= Aim of the task =
Copy out every line that contains "index".

= Material provided =

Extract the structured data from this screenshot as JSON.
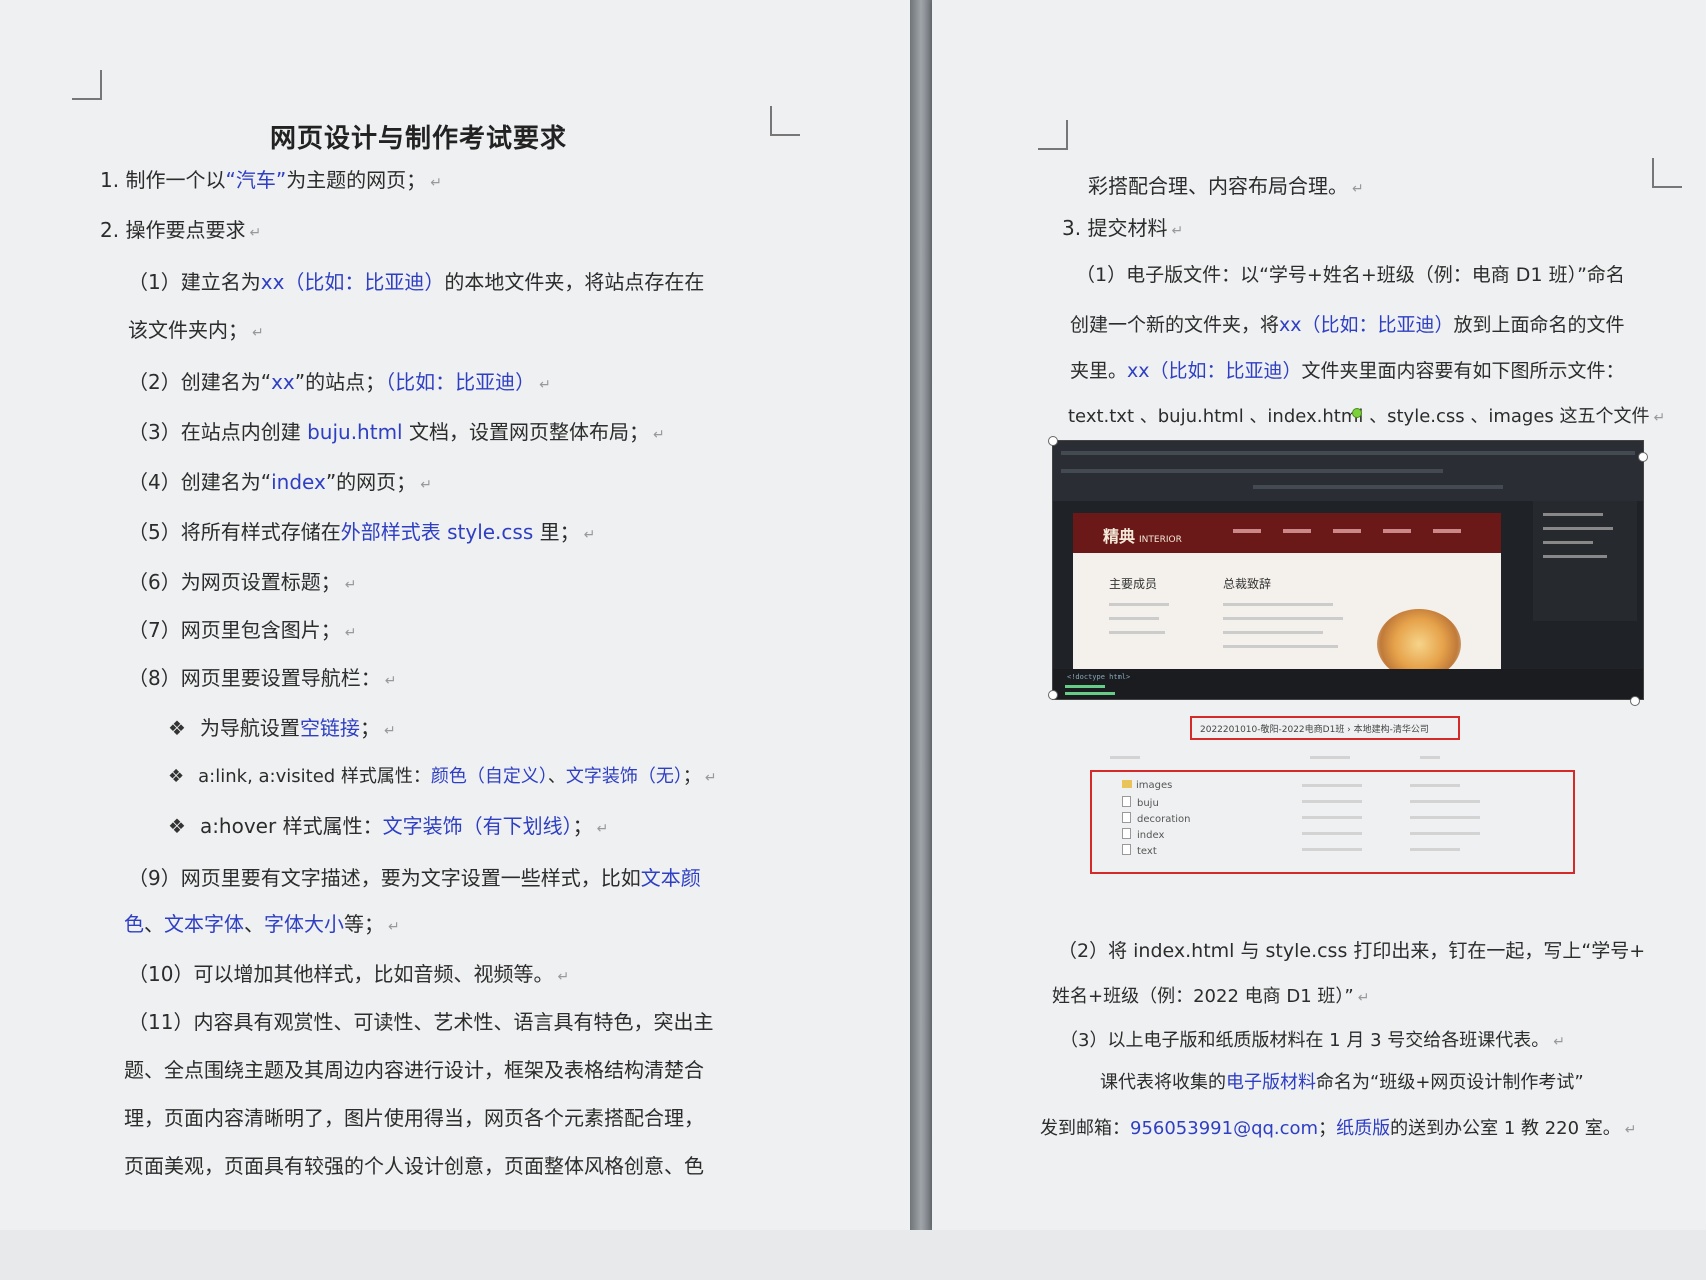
{
  "left_page": {
    "title": "网页设计与制作考试要求",
    "item1": {
      "prefix": "1. 制作一个以",
      "highlight": "“汽车”",
      "suffix": "为主题的网页；"
    },
    "item2": "2. 操作要点要求",
    "sub1a": {
      "prefix": "（1）建立名为",
      "highlight": "xx（比如：比亚迪）",
      "suffix": "的本地文件夹，将站点存在在"
    },
    "sub1b": "该文件夹内；",
    "sub2": {
      "prefix": "（2）创建名为“",
      "highlight1": "xx",
      "middle": "”的站点；",
      "highlight2": "（比如：比亚迪）"
    },
    "sub3": {
      "prefix": "（3）在站点内创建",
      "highlight": "buju.html",
      "suffix": "文档，设置网页整体布局；"
    },
    "sub4": {
      "prefix": "（4）创建名为“",
      "highlight": "index",
      "suffix": "”的网页；"
    },
    "sub5": {
      "prefix": "（5）将所有样式存储在",
      "highlight": "外部样式表 style.css",
      "suffix": "里；"
    },
    "sub6": "（6）为网页设置标题；",
    "sub7": "（7）网页里包含图片；",
    "sub8": "（8）网页里要设置导航栏：",
    "bullet1": {
      "symbol": "❖",
      "prefix": "为导航设置",
      "highlight": "空链接",
      "suffix": "；"
    },
    "bullet2": {
      "symbol": "❖",
      "prefix": "a:link, a:visited 样式属性：",
      "highlight1": "颜色（自定义）",
      "sep": "、",
      "highlight2": "文字装饰（无）",
      "suffix": "；"
    },
    "bullet3": {
      "symbol": "❖",
      "prefix": "a:hover 样式属性：",
      "highlight": "文字装饰（有下划线）",
      "suffix": "；"
    },
    "sub9a": {
      "prefix": "（9）网页里要有文字描述，要为文字设置一些样式，比如",
      "highlight": "文本颜"
    },
    "sub9b": {
      "h1": "色",
      "s1": "、",
      "h2": "文本字体",
      "s2": "、",
      "h3": "字体大小",
      "suffix": "等；"
    },
    "sub10": "（10）可以增加其他样式，比如音频、视频等。",
    "sub11a": "（11）内容具有观赏性、可读性、艺术性、语言具有特色，突出主",
    "sub11b": "题、全点围绕主题及其周边内容进行设计，框架及表格结构清楚合",
    "sub11c": "理，页面内容清晰明了，图片使用得当，网页各个元素搭配合理，",
    "sub11d": "页面美观，页面具有较强的个人设计创意，页面整体风格创意、色"
  },
  "right_page": {
    "cont": "彩搭配合理、内容布局合理。",
    "item3": "3. 提交材料",
    "e1a": "（1）电子版文件：以“学号+姓名+班级（例：电商 D1 班）”命名",
    "e1b": {
      "prefix": "创建一个新的文件夹，将",
      "highlight": "xx（比如：比亚迪）",
      "suffix": "放到上面命名的文件"
    },
    "e1c": {
      "prefix": "夹里。",
      "highlight": "xx（比如：比亚迪）",
      "suffix": "文件夹里面内容要有如下图所示文件："
    },
    "e1d": "text.txt 、buju.html 、index.html 、style.css 、images 这五个文件",
    "figure": {
      "brand": "精典",
      "brand_sub": "INTERIOR",
      "heading1": "主要成员",
      "heading2": "总裁致辞",
      "code_line": "<!doctype html>",
      "address_bar": "2022201010-敬阳-2022电商D1班 › 本地建构-清华公司",
      "files": [
        "images",
        "buju",
        "decoration",
        "index",
        "text"
      ]
    },
    "e2a": "（2）将 index.html 与 style.css 打印出来，钉在一起，写上“学号+",
    "e2b": "姓名+班级（例：2022 电商 D1 班）”",
    "e3": "（3）以上电子版和纸质版材料在 1 月 3 号交给各班课代表。",
    "e4a": {
      "prefix": "课代表将收集的",
      "highlight": "电子版材料",
      "suffix": "命名为“班级+网页设计制作考试”"
    },
    "e4b": {
      "prefix": "发到邮箱：",
      "email": "956053991@qq.com",
      "sep": "；",
      "highlight": "纸质版",
      "suffix": "的送到办公室 1 教 220 室。"
    }
  },
  "colors": {
    "link_blue": "#2f3fc4",
    "red_box": "#d42a2a",
    "page": "#eef0f1"
  }
}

= Expected output =
      "highlight": "index",
    "e1d": "text.txt 、buju.html 、index.html 、style.css 、images 这五个文件",
        "index",
    "e2a": "（2）将 index.html 与 style.css 打印出来，钉在一起，写上“学号+",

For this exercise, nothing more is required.